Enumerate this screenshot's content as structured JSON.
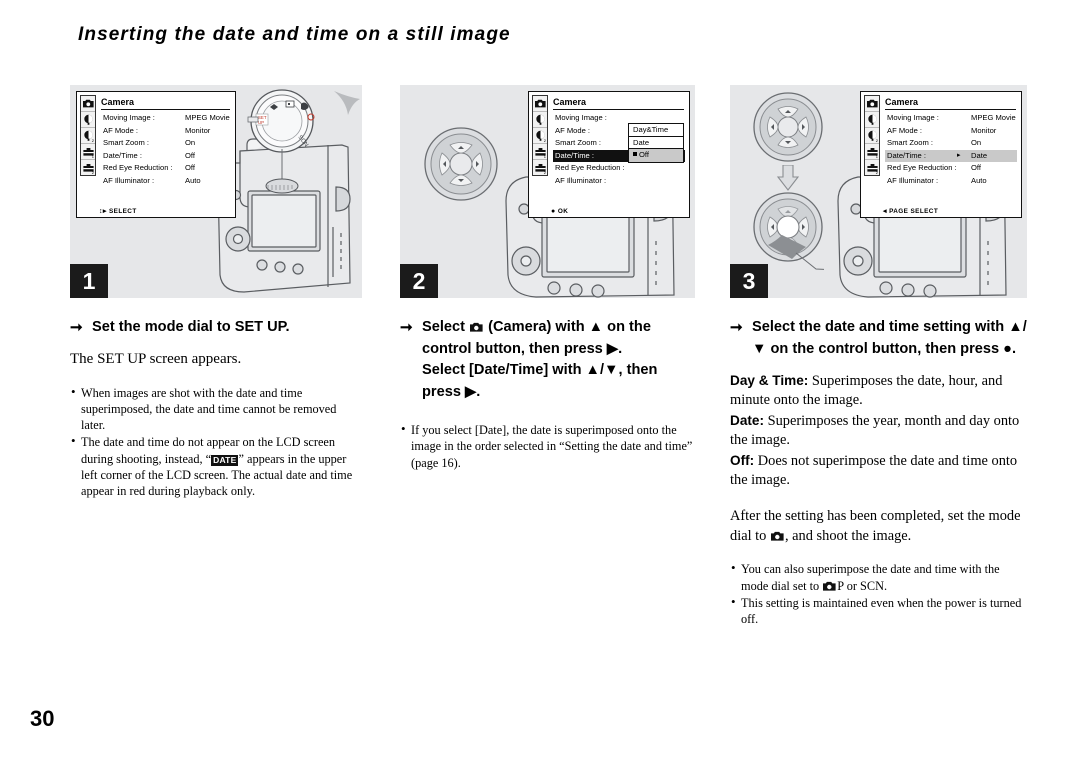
{
  "page": {
    "heading": "Inserting the date and time on a still image",
    "number": "30"
  },
  "menu_icons": {
    "camera": "camera-icon",
    "flash1": "flash-adjust-icon-1",
    "flash2": "flash-adjust-icon-2",
    "setup1": "setup-toolbox-icon-1",
    "setup2": "setup-toolbox-icon-2"
  },
  "steps": [
    {
      "badge": "1",
      "lcd": {
        "title": "Camera",
        "rows": [
          {
            "label": "Moving Image :",
            "value": "MPEG Movie",
            "state": "normal"
          },
          {
            "label": "AF Mode :",
            "value": "Monitor",
            "state": "normal"
          },
          {
            "label": "Smart Zoom :",
            "value": "On",
            "state": "normal"
          },
          {
            "label": "Date/Time :",
            "value": "Off",
            "state": "normal"
          },
          {
            "label": "Red Eye Reduction :",
            "value": "Off",
            "state": "normal"
          },
          {
            "label": "AF Illuminator :",
            "value": "Auto",
            "state": "normal"
          }
        ],
        "footer": "SELECT",
        "footer_glyph": "updown-right-icon"
      },
      "dial": {
        "name": "mode-dial",
        "position_label": "SET UP",
        "labels": [
          "SET UP",
          "SCN"
        ]
      },
      "heading_lines": [
        "Set the mode dial to SET UP."
      ],
      "lead": "The SET UP screen appears.",
      "bullets": [
        "When images are shot with the date and time superimposed, the date and time cannot be removed later.",
        "The date and time do not appear on the LCD screen during shooting, instead, “■DATE■” appears in the upper left corner of the LCD screen. The actual date and time appear in red during playback only."
      ]
    },
    {
      "badge": "2",
      "lcd": {
        "title": "Camera",
        "rows": [
          {
            "label": "Moving Image :",
            "value": "",
            "state": "normal"
          },
          {
            "label": "AF Mode :",
            "value": "",
            "state": "normal"
          },
          {
            "label": "Smart Zoom :",
            "value": "",
            "state": "normal"
          },
          {
            "label": "Date/Time :",
            "value": "",
            "state": "selected"
          },
          {
            "label": "Red Eye Reduction :",
            "value": "",
            "state": "normal"
          },
          {
            "label": "AF Illuminator :",
            "value": "",
            "state": "normal"
          }
        ],
        "footer": "OK",
        "footer_glyph": "center-button-icon"
      },
      "submenu": {
        "options": [
          "Day&Time",
          "Date",
          "Off"
        ],
        "current": "Off"
      },
      "heading_lines": [
        "Select ■ (Camera) with ▲ on the control button, then press ▶.",
        "Select [Date/Time] with ▲/▼, then press ▶."
      ],
      "bullets": [
        "If you select [Date], the date is superimposed onto the image in the order selected in “Setting the date and time” (page 16)."
      ]
    },
    {
      "badge": "3",
      "lcd": {
        "title": "Camera",
        "rows": [
          {
            "label": "Moving Image :",
            "value": "MPEG Movie",
            "state": "normal"
          },
          {
            "label": "AF Mode :",
            "value": "Monitor",
            "state": "normal"
          },
          {
            "label": "Smart Zoom :",
            "value": "On",
            "state": "normal"
          },
          {
            "label": "Date/Time :",
            "value": "Date",
            "state": "highlight"
          },
          {
            "label": "Red Eye Reduction :",
            "value": "Off",
            "state": "normal"
          },
          {
            "label": "AF Illuminator :",
            "value": "Auto",
            "state": "normal"
          }
        ],
        "footer": "PAGE SELECT",
        "footer_glyph": "left-arrow-icon"
      },
      "heading_lines": [
        "Select the date and time setting with ▲/▼ on the control button, then press ●."
      ],
      "definitions": [
        {
          "term": "Day & Time:",
          "text": " Superimposes the date, hour, and minute onto the image."
        },
        {
          "term": "Date:",
          "text": " Superimposes the year, month and day onto the image."
        },
        {
          "term": "Off:",
          "text": " Does not superimpose the date and time onto the image."
        }
      ],
      "after_note": "After the setting has been completed, set the mode dial to ■, and shoot the image.",
      "bullets": [
        "You can also superimpose the date and time with the mode dial set to ■P or SCN.",
        "This setting is maintained even when the power is turned off."
      ]
    }
  ],
  "step1_heading_text": "Set the mode dial to SET UP.",
  "step1_lead": "The SET UP screen appears.",
  "step1_bullet1": "When images are shot with the date and time superimposed, the date and time cannot be removed later.",
  "step1_bullet2_a": "The date and time do not appear on the LCD screen during shooting, instead, “",
  "step1_bullet2_badge": "DATE",
  "step1_bullet2_b": "” appears in the upper left corner of the LCD screen. The actual date and time appear in red during playback only.",
  "step2_head_a": "Select ",
  "step2_head_b": " (Camera) with ▲ on the control button, then press ▶.",
  "step2_head_c": "Select [Date/Time] with ▲/▼, then press ▶.",
  "step2_bullet1": "If you select [Date], the date is superimposed onto the image in the order selected in “Setting the date and time” (page 16).",
  "step3_head": "Select the date and time setting with ▲/▼ on the control button, then press ●.",
  "step3_def1_term": "Day & Time:",
  "step3_def1_text": " Superimposes the date, hour, and minute onto the image.",
  "step3_def2_term": "Date:",
  "step3_def2_text": " Superimposes the year, month and day onto the image.",
  "step3_def3_term": "Off:",
  "step3_def3_text": " Does not superimpose the date and time onto the image.",
  "step3_after_a": "After the setting has been completed, set the mode dial to ",
  "step3_after_b": ", and shoot the image.",
  "step3_bullet1_a": "You can also superimpose the date and time with the mode dial set to ",
  "step3_bullet1_b": "P or SCN.",
  "step3_bullet2": "This setting is maintained even when the power is turned off.",
  "colors": {
    "panel_bg": "#e6e7e9",
    "badge_bg": "#1b1b1b",
    "selected_row": "#111111",
    "highlight_row": "#c9c9c9",
    "ink": "#000000"
  }
}
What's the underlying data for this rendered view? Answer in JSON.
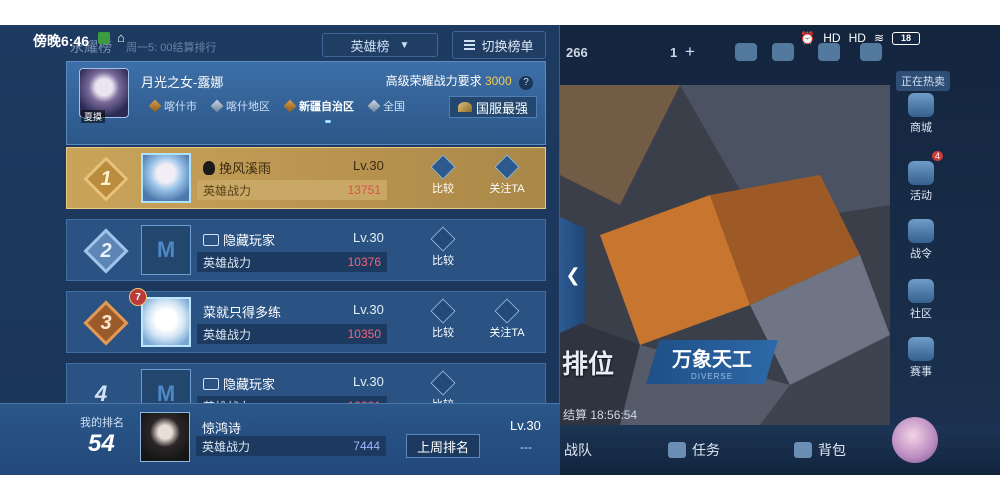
{
  "status_bar": {
    "time": "傍晚6:46",
    "app_icon": "wechat-like-icon",
    "home_icon": "⌂",
    "signal_1": "HD",
    "signal_2": "HD",
    "battery": "18"
  },
  "panel": {
    "title": "永耀榜",
    "subtitle": "周一5: 00结算排行",
    "dropdown": {
      "value": "英雄榜",
      "icon": "chevron-down-icon"
    },
    "switch_button": {
      "label": "切换榜单",
      "icon": "list-icon"
    }
  },
  "hero": {
    "name": "月光之女-露娜",
    "skin_tag": "夏摸",
    "requirement_label": "高级荣耀战力要求",
    "requirement_value": "3000",
    "help_icon": "?",
    "regions": [
      "喀什市",
      "喀什地区",
      "新疆自治区",
      "全国"
    ],
    "active_region": "新疆自治区",
    "national_button": "国服最强"
  },
  "rows": [
    {
      "rank": "1",
      "name": "挽风溪雨",
      "level": "Lv.30",
      "power_label": "英雄战力",
      "power": "13751",
      "compare": "比较",
      "follow": "关注TA",
      "avatar": "hero-avatar"
    },
    {
      "rank": "2",
      "name": "隐藏玩家",
      "level": "Lv.30",
      "power_label": "英雄战力",
      "power": "10376",
      "compare": "比较",
      "avatar": "hidden-avatar"
    },
    {
      "rank": "3",
      "name": "菜就只得多练",
      "level": "Lv.30",
      "power_label": "英雄战力",
      "power": "10350",
      "compare": "比较",
      "follow": "关注TA",
      "vip": "7",
      "avatar": "hero-avatar"
    },
    {
      "rank": "4",
      "name": "隐藏玩家",
      "level": "Lv.30",
      "power_label": "英雄战力",
      "power": "10321",
      "compare": "比较",
      "avatar": "hidden-avatar"
    }
  ],
  "my_rank": {
    "label": "我的排名",
    "rank": "54",
    "name": "惊鸿诗",
    "power_label": "英雄战力",
    "power": "7444",
    "last_week_button": "上周排名",
    "level": "Lv.30",
    "dash": "---"
  },
  "game": {
    "top_numbers": [
      "266",
      "1"
    ],
    "hot_label": "正在热卖",
    "side_items": [
      "商城",
      "活动",
      "战令",
      "社区",
      "赛事"
    ],
    "activity_badge": "4",
    "rank_text": "排位",
    "mode_button": {
      "title": "万象天工",
      "sub": "DIVERSE"
    },
    "timer": "结算 18:56:54",
    "nav": [
      "战队",
      "任务",
      "背包"
    ]
  },
  "colors": {
    "gold": "#c9a45a",
    "power_red": "#f2667a",
    "panel_bg": "#1d3a60",
    "accent_yellow": "#f4cc4a"
  }
}
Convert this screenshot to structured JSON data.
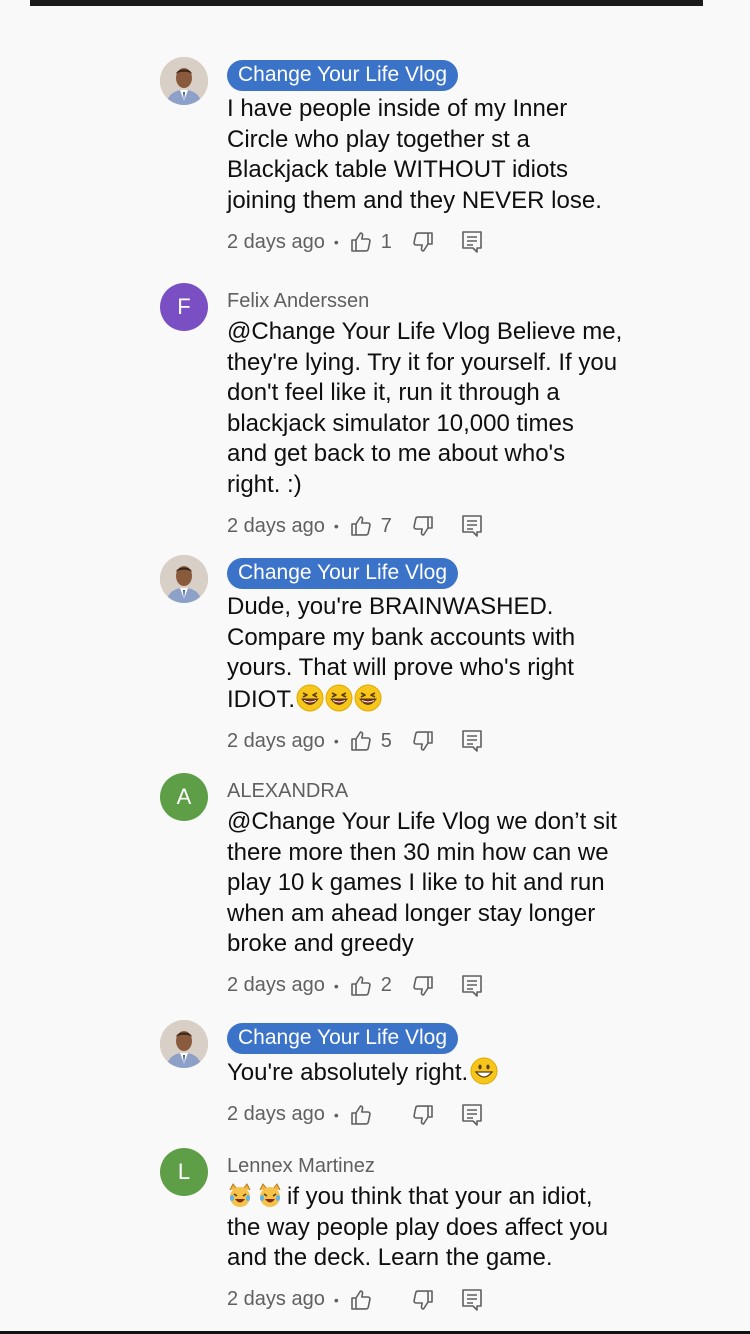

__Goal__: For each line in the data above that contains the string "left", extract the line.

__Written solution__:
        "The date and time do not appear on the LCD screen during shooting, instead, “■DATE■” appears in the upper left corner of the LCD screen. The actual date and time appear in red during playback only."
        "footer_glyph": "left-arrow-icon"
  "step1_bullet2_b": "” appears in the upper left corner of the LCD screen. The actual date and time appear in red during playback only.",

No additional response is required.